>>

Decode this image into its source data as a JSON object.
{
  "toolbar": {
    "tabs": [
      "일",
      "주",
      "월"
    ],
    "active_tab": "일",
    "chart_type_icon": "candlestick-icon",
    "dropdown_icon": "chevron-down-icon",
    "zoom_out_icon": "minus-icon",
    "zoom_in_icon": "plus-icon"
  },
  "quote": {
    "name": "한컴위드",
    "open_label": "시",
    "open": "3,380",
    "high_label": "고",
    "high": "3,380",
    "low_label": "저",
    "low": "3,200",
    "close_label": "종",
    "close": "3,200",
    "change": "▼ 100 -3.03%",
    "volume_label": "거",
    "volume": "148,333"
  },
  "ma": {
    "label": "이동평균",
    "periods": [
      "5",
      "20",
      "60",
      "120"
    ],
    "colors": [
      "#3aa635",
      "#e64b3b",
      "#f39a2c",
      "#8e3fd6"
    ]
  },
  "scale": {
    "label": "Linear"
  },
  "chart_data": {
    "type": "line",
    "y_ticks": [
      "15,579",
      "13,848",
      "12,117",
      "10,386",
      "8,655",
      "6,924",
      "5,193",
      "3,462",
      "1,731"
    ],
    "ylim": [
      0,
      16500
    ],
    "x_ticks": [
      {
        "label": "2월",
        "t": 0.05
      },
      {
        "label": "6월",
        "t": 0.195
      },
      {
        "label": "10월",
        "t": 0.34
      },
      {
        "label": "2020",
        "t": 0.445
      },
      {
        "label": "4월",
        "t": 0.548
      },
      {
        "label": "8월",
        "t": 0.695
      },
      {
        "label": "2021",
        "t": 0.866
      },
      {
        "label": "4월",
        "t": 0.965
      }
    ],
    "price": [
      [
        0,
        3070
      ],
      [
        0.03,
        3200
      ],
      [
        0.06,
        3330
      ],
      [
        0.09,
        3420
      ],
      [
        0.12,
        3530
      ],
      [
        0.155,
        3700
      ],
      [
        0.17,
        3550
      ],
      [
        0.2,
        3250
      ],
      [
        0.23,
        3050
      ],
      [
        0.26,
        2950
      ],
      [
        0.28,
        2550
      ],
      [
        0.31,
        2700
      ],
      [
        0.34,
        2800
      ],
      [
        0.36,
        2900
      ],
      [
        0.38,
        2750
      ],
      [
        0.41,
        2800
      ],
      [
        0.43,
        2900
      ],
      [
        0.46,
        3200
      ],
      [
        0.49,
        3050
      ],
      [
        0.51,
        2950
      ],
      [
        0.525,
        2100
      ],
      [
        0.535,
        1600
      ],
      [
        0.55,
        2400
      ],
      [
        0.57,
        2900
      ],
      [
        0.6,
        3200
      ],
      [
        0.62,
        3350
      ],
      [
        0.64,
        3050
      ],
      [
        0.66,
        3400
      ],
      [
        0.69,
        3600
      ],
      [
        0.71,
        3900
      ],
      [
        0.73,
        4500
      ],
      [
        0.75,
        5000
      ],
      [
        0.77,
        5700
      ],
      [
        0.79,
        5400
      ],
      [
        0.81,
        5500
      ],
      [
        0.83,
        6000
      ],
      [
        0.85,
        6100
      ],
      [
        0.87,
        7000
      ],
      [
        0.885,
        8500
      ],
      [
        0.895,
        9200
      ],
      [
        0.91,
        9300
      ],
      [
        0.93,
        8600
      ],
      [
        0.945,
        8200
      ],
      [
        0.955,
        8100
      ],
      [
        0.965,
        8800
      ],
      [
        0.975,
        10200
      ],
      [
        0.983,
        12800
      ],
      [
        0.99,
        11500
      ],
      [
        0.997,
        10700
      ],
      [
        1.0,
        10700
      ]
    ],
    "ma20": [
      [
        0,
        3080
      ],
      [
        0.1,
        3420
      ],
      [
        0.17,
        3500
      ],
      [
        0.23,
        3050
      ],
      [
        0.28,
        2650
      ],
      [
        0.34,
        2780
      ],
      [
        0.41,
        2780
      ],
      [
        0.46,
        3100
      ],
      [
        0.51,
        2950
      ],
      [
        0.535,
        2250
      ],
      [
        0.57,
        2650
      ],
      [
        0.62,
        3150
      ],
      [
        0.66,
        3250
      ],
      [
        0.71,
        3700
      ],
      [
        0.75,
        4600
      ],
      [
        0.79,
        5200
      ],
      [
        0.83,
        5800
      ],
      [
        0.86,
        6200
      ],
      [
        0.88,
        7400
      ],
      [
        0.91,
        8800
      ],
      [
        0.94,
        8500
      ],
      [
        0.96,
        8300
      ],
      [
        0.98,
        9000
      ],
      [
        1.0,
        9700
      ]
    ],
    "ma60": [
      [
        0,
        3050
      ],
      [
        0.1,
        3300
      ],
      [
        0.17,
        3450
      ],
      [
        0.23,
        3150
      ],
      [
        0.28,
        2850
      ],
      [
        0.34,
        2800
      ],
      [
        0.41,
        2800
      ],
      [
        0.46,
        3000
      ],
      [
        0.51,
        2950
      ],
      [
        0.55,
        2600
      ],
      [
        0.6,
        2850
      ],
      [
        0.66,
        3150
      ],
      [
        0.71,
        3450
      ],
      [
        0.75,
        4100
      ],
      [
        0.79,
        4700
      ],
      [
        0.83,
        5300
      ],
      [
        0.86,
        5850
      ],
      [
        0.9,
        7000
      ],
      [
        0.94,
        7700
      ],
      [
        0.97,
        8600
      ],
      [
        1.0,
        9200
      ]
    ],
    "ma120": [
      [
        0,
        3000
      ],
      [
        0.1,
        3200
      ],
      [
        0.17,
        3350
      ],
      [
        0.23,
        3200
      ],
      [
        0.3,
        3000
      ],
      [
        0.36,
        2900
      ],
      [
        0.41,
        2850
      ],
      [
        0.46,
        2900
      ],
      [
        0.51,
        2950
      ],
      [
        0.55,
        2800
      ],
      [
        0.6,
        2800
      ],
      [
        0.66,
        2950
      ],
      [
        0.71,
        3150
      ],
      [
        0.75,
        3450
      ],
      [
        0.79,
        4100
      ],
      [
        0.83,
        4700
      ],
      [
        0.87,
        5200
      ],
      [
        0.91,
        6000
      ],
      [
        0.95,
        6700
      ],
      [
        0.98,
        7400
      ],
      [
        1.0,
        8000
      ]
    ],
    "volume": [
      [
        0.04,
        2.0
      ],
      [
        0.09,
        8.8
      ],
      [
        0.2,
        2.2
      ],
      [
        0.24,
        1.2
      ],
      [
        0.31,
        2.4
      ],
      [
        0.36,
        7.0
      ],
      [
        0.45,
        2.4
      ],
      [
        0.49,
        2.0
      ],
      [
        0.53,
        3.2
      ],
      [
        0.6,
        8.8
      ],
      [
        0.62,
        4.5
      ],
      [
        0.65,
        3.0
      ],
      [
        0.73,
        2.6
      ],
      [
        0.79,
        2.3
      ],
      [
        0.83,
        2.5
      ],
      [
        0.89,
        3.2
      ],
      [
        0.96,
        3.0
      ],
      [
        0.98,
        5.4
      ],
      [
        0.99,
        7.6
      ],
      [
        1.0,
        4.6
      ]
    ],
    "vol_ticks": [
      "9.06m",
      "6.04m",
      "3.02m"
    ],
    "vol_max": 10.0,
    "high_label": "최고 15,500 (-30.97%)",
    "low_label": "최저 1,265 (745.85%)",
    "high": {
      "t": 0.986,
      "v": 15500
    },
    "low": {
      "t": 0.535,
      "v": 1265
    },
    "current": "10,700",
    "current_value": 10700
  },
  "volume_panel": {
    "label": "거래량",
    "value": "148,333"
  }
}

<<

To be done
Restate every line of the data word for word.

Answer to the problem
Decode this image into its source data as a JSON object.
{
  "toolbar": {
    "tabs": [
      "일",
      "주",
      "월"
    ],
    "active_tab": "일",
    "chart_type_icon": "candlestick-icon",
    "dropdown_icon": "chevron-down-icon",
    "zoom_out_icon": "minus-icon",
    "zoom_in_icon": "plus-icon"
  },
  "quote": {
    "name": "한컴위드",
    "open_label": "시",
    "open": "3,380",
    "high_label": "고",
    "high": "3,380",
    "low_label": "저",
    "low": "3,200",
    "close_label": "종",
    "close": "3,200",
    "change": "▼ 100 -3.03%",
    "volume_label": "거",
    "volume": "148,333"
  },
  "ma": {
    "label": "이동평균",
    "periods": [
      "5",
      "20",
      "60",
      "120"
    ],
    "colors": [
      "#3aa635",
      "#e64b3b",
      "#f39a2c",
      "#8e3fd6"
    ]
  },
  "scale": {
    "label": "Linear"
  },
  "chart_data": {
    "type": "line",
    "y_ticks": [
      "15,579",
      "13,848",
      "12,117",
      "10,386",
      "8,655",
      "6,924",
      "5,193",
      "3,462",
      "1,731"
    ],
    "ylim": [
      0,
      16500
    ],
    "x_ticks": [
      {
        "label": "2월",
        "t": 0.05
      },
      {
        "label": "6월",
        "t": 0.195
      },
      {
        "label": "10월",
        "t": 0.34
      },
      {
        "label": "2020",
        "t": 0.445
      },
      {
        "label": "4월",
        "t": 0.548
      },
      {
        "label": "8월",
        "t": 0.695
      },
      {
        "label": "2021",
        "t": 0.866
      },
      {
        "label": "4월",
        "t": 0.965
      }
    ],
    "price": [
      [
        0,
        3070
      ],
      [
        0.03,
        3200
      ],
      [
        0.06,
        3330
      ],
      [
        0.09,
        3420
      ],
      [
        0.12,
        3530
      ],
      [
        0.155,
        3700
      ],
      [
        0.17,
        3550
      ],
      [
        0.2,
        3250
      ],
      [
        0.23,
        3050
      ],
      [
        0.26,
        2950
      ],
      [
        0.28,
        2550
      ],
      [
        0.31,
        2700
      ],
      [
        0.34,
        2800
      ],
      [
        0.36,
        2900
      ],
      [
        0.38,
        2750
      ],
      [
        0.41,
        2800
      ],
      [
        0.43,
        2900
      ],
      [
        0.46,
        3200
      ],
      [
        0.49,
        3050
      ],
      [
        0.51,
        2950
      ],
      [
        0.525,
        2100
      ],
      [
        0.535,
        1600
      ],
      [
        0.55,
        2400
      ],
      [
        0.57,
        2900
      ],
      [
        0.6,
        3200
      ],
      [
        0.62,
        3350
      ],
      [
        0.64,
        3050
      ],
      [
        0.66,
        3400
      ],
      [
        0.69,
        3600
      ],
      [
        0.71,
        3900
      ],
      [
        0.73,
        4500
      ],
      [
        0.75,
        5000
      ],
      [
        0.77,
        5700
      ],
      [
        0.79,
        5400
      ],
      [
        0.81,
        5500
      ],
      [
        0.83,
        6000
      ],
      [
        0.85,
        6100
      ],
      [
        0.87,
        7000
      ],
      [
        0.885,
        8500
      ],
      [
        0.895,
        9200
      ],
      [
        0.91,
        9300
      ],
      [
        0.93,
        8600
      ],
      [
        0.945,
        8200
      ],
      [
        0.955,
        8100
      ],
      [
        0.965,
        8800
      ],
      [
        0.975,
        10200
      ],
      [
        0.983,
        12800
      ],
      [
        0.99,
        11500
      ],
      [
        0.997,
        10700
      ],
      [
        1.0,
        10700
      ]
    ],
    "ma20": [
      [
        0,
        3080
      ],
      [
        0.1,
        3420
      ],
      [
        0.17,
        3500
      ],
      [
        0.23,
        3050
      ],
      [
        0.28,
        2650
      ],
      [
        0.34,
        2780
      ],
      [
        0.41,
        2780
      ],
      [
        0.46,
        3100
      ],
      [
        0.51,
        2950
      ],
      [
        0.535,
        2250
      ],
      [
        0.57,
        2650
      ],
      [
        0.62,
        3150
      ],
      [
        0.66,
        3250
      ],
      [
        0.71,
        3700
      ],
      [
        0.75,
        4600
      ],
      [
        0.79,
        5200
      ],
      [
        0.83,
        5800
      ],
      [
        0.86,
        6200
      ],
      [
        0.88,
        7400
      ],
      [
        0.91,
        8800
      ],
      [
        0.94,
        8500
      ],
      [
        0.96,
        8300
      ],
      [
        0.98,
        9000
      ],
      [
        1.0,
        9700
      ]
    ],
    "ma60": [
      [
        0,
        3050
      ],
      [
        0.1,
        3300
      ],
      [
        0.17,
        3450
      ],
      [
        0.23,
        3150
      ],
      [
        0.28,
        2850
      ],
      [
        0.34,
        2800
      ],
      [
        0.41,
        2800
      ],
      [
        0.46,
        3000
      ],
      [
        0.51,
        2950
      ],
      [
        0.55,
        2600
      ],
      [
        0.6,
        2850
      ],
      [
        0.66,
        3150
      ],
      [
        0.71,
        3450
      ],
      [
        0.75,
        4100
      ],
      [
        0.79,
        4700
      ],
      [
        0.83,
        5300
      ],
      [
        0.86,
        5850
      ],
      [
        0.9,
        7000
      ],
      [
        0.94,
        7700
      ],
      [
        0.97,
        8600
      ],
      [
        1.0,
        9200
      ]
    ],
    "ma120": [
      [
        0,
        3000
      ],
      [
        0.1,
        3200
      ],
      [
        0.17,
        3350
      ],
      [
        0.23,
        3200
      ],
      [
        0.3,
        3000
      ],
      [
        0.36,
        2900
      ],
      [
        0.41,
        2850
      ],
      [
        0.46,
        2900
      ],
      [
        0.51,
        2950
      ],
      [
        0.55,
        2800
      ],
      [
        0.6,
        2800
      ],
      [
        0.66,
        2950
      ],
      [
        0.71,
        3150
      ],
      [
        0.75,
        3450
      ],
      [
        0.79,
        4100
      ],
      [
        0.83,
        4700
      ],
      [
        0.87,
        5200
      ],
      [
        0.91,
        6000
      ],
      [
        0.95,
        6700
      ],
      [
        0.98,
        7400
      ],
      [
        1.0,
        8000
      ]
    ],
    "volume": [
      [
        0.04,
        2.0
      ],
      [
        0.09,
        8.8
      ],
      [
        0.2,
        2.2
      ],
      [
        0.24,
        1.2
      ],
      [
        0.31,
        2.4
      ],
      [
        0.36,
        7.0
      ],
      [
        0.45,
        2.4
      ],
      [
        0.49,
        2.0
      ],
      [
        0.53,
        3.2
      ],
      [
        0.6,
        8.8
      ],
      [
        0.62,
        4.5
      ],
      [
        0.65,
        3.0
      ],
      [
        0.73,
        2.6
      ],
      [
        0.79,
        2.3
      ],
      [
        0.83,
        2.5
      ],
      [
        0.89,
        3.2
      ],
      [
        0.96,
        3.0
      ],
      [
        0.98,
        5.4
      ],
      [
        0.99,
        7.6
      ],
      [
        1.0,
        4.6
      ]
    ],
    "vol_ticks": [
      "9.06m",
      "6.04m",
      "3.02m"
    ],
    "vol_max": 10.0,
    "high_label": "최고 15,500 (-30.97%)",
    "low_label": "최저 1,265 (745.85%)",
    "high": {
      "t": 0.986,
      "v": 15500
    },
    "low": {
      "t": 0.535,
      "v": 1265
    },
    "current": "10,700",
    "current_value": 10700
  },
  "volume_panel": {
    "label": "거래량",
    "value": "148,333"
  }
}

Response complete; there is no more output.